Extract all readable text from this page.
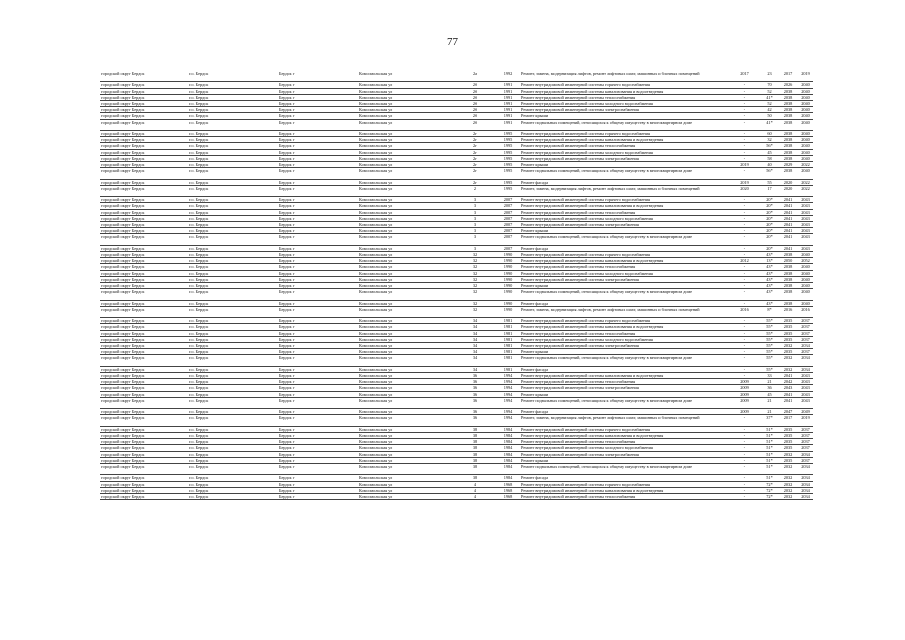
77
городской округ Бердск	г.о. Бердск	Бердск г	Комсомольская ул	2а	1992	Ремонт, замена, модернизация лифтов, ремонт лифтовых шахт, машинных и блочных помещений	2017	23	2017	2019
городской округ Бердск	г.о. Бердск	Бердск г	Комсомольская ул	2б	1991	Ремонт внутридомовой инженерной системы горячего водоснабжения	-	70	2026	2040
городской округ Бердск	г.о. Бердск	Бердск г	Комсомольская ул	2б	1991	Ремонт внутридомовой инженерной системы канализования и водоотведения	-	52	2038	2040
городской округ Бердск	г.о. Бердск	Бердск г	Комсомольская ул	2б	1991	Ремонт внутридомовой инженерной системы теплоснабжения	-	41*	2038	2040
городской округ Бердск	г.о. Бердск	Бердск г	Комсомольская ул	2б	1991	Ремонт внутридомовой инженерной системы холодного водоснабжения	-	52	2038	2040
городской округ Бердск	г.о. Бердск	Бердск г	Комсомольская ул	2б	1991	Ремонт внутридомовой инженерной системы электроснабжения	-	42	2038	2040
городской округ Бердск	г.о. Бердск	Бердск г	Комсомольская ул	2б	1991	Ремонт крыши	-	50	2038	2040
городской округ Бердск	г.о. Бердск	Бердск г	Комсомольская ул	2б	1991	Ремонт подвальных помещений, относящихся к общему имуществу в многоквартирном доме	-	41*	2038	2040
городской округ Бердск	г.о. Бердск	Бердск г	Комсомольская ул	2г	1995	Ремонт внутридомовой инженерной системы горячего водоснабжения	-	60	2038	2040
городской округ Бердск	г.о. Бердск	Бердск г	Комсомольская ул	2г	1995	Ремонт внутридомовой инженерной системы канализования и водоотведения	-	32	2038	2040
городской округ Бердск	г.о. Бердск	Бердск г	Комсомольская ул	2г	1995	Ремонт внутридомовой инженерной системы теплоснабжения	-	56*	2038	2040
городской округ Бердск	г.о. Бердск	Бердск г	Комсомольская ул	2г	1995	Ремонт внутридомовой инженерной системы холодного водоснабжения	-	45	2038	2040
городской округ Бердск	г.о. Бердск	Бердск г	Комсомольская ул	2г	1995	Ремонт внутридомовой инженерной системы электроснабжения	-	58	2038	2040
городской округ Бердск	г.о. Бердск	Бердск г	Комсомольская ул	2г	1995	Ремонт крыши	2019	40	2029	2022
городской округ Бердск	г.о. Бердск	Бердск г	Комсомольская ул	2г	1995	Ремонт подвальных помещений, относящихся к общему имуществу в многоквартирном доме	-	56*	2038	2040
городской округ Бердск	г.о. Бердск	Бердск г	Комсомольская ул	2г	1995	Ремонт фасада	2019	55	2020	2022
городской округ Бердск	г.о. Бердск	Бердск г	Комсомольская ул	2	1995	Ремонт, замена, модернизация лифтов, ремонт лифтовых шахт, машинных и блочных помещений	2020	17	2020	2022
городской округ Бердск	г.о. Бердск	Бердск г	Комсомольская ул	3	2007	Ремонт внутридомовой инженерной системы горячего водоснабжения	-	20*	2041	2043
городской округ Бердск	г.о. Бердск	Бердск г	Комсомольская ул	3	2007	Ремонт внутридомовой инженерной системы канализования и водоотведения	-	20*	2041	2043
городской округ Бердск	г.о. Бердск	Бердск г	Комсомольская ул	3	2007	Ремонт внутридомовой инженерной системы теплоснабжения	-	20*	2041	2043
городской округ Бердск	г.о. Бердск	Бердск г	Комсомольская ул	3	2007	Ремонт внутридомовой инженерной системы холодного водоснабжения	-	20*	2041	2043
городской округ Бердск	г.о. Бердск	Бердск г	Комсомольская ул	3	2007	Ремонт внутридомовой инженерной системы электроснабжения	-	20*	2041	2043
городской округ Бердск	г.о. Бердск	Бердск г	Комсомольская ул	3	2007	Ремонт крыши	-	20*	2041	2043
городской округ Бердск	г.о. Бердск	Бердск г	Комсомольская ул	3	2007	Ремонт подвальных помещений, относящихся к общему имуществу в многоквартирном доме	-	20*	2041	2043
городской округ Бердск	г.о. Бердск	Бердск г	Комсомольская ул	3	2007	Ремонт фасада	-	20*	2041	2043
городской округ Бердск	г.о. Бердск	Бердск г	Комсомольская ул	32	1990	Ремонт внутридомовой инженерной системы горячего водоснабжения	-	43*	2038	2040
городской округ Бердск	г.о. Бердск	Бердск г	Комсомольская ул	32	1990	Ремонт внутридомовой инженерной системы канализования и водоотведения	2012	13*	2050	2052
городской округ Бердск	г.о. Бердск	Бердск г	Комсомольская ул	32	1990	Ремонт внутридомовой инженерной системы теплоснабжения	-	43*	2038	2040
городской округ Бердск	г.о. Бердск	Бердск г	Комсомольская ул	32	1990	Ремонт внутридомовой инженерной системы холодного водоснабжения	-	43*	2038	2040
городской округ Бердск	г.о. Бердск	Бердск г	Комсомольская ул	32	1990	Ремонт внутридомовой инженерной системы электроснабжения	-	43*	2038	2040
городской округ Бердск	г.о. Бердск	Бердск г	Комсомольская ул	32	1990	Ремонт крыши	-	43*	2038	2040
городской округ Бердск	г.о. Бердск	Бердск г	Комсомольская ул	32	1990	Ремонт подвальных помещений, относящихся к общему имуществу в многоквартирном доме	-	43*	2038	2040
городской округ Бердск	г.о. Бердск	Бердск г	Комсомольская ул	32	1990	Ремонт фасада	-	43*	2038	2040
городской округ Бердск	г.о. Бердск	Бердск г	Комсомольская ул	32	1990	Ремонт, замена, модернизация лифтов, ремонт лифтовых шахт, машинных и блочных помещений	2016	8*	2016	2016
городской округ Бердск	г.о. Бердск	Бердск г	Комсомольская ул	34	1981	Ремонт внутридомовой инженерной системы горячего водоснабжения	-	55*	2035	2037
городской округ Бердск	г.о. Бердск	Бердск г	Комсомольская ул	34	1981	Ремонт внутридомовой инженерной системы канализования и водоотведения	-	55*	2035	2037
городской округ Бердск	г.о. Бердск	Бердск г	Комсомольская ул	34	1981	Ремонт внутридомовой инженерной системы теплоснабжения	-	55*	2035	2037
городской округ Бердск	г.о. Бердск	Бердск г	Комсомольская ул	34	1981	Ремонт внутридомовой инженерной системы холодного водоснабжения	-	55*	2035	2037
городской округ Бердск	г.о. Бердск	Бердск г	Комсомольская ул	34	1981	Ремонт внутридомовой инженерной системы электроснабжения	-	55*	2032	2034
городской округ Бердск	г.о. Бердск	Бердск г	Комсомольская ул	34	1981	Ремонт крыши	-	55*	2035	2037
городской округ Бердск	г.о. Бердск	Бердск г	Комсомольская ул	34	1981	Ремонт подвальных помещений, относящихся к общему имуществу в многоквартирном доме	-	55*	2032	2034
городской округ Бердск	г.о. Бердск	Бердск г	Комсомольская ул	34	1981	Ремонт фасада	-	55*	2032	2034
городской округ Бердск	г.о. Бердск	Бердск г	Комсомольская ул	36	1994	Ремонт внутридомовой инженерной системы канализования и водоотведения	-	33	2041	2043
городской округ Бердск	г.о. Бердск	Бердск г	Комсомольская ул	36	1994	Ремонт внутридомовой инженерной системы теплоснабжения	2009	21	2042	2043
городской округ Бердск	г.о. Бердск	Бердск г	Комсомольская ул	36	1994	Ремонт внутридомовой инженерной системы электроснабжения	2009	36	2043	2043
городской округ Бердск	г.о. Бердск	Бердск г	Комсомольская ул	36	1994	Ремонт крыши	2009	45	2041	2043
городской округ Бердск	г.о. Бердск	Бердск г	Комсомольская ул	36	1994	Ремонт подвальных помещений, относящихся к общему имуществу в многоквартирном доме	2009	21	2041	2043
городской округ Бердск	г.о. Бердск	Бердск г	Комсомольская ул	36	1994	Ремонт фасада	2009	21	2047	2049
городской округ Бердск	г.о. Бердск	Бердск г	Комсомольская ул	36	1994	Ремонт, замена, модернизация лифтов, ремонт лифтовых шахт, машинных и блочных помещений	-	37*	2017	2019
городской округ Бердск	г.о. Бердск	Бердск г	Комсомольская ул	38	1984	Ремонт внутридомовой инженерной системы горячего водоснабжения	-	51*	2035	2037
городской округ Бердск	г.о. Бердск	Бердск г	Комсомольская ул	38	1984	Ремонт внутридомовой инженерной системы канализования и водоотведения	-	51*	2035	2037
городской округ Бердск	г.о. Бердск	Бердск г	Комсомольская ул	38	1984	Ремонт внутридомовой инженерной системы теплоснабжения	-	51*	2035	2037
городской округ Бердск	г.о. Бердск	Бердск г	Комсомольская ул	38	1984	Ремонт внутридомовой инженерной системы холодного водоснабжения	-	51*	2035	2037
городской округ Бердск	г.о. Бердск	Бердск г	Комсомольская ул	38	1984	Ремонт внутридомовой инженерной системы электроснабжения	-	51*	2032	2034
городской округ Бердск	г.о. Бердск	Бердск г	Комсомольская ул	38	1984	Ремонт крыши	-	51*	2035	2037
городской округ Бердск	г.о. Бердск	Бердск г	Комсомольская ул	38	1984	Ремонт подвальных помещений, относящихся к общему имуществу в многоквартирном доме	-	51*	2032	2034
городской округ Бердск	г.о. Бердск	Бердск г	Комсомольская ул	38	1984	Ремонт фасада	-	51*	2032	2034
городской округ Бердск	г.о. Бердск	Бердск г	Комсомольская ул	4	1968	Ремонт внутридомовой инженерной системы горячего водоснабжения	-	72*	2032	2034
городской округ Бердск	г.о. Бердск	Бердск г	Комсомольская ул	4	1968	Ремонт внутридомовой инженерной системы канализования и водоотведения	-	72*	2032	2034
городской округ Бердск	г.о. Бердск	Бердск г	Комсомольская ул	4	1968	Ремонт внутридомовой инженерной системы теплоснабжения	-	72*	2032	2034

**GOAL**
Every line of the records that includes the word "замена" should be gathered.

**PROBLEM SOLUTION**
городской округ Бердск	г.о. Бердск	Бердск г	Комсомольская ул	2а	1992	Ремонт, замена, модернизация лифтов, ремонт лифтовых шахт, машинных и блочных помещений	2017	23	2017	2019
городской округ Бердск	г.о. Бердск	Бердск г	Комсомольская ул	2	1995	Ремонт, замена, модернизация лифтов, ремонт лифтовых шахт, машинных и блочных помещений	2020	17	2020	2022
городской округ Бердск	г.о. Бердск	Бердск г	Комсомольская ул	32	1990	Ремонт, замена, модернизация лифтов, ремонт лифтовых шахт, машинных и блочных помещений	2016	8*	2016	2016
городской округ Бердск	г.о. Бердск	Бердск г	Комсомольская ул	36	1994	Ремонт, замена, модернизация лифтов, ремонт лифтовых шахт, машинных и блочных помещений	-	37*	2017	2019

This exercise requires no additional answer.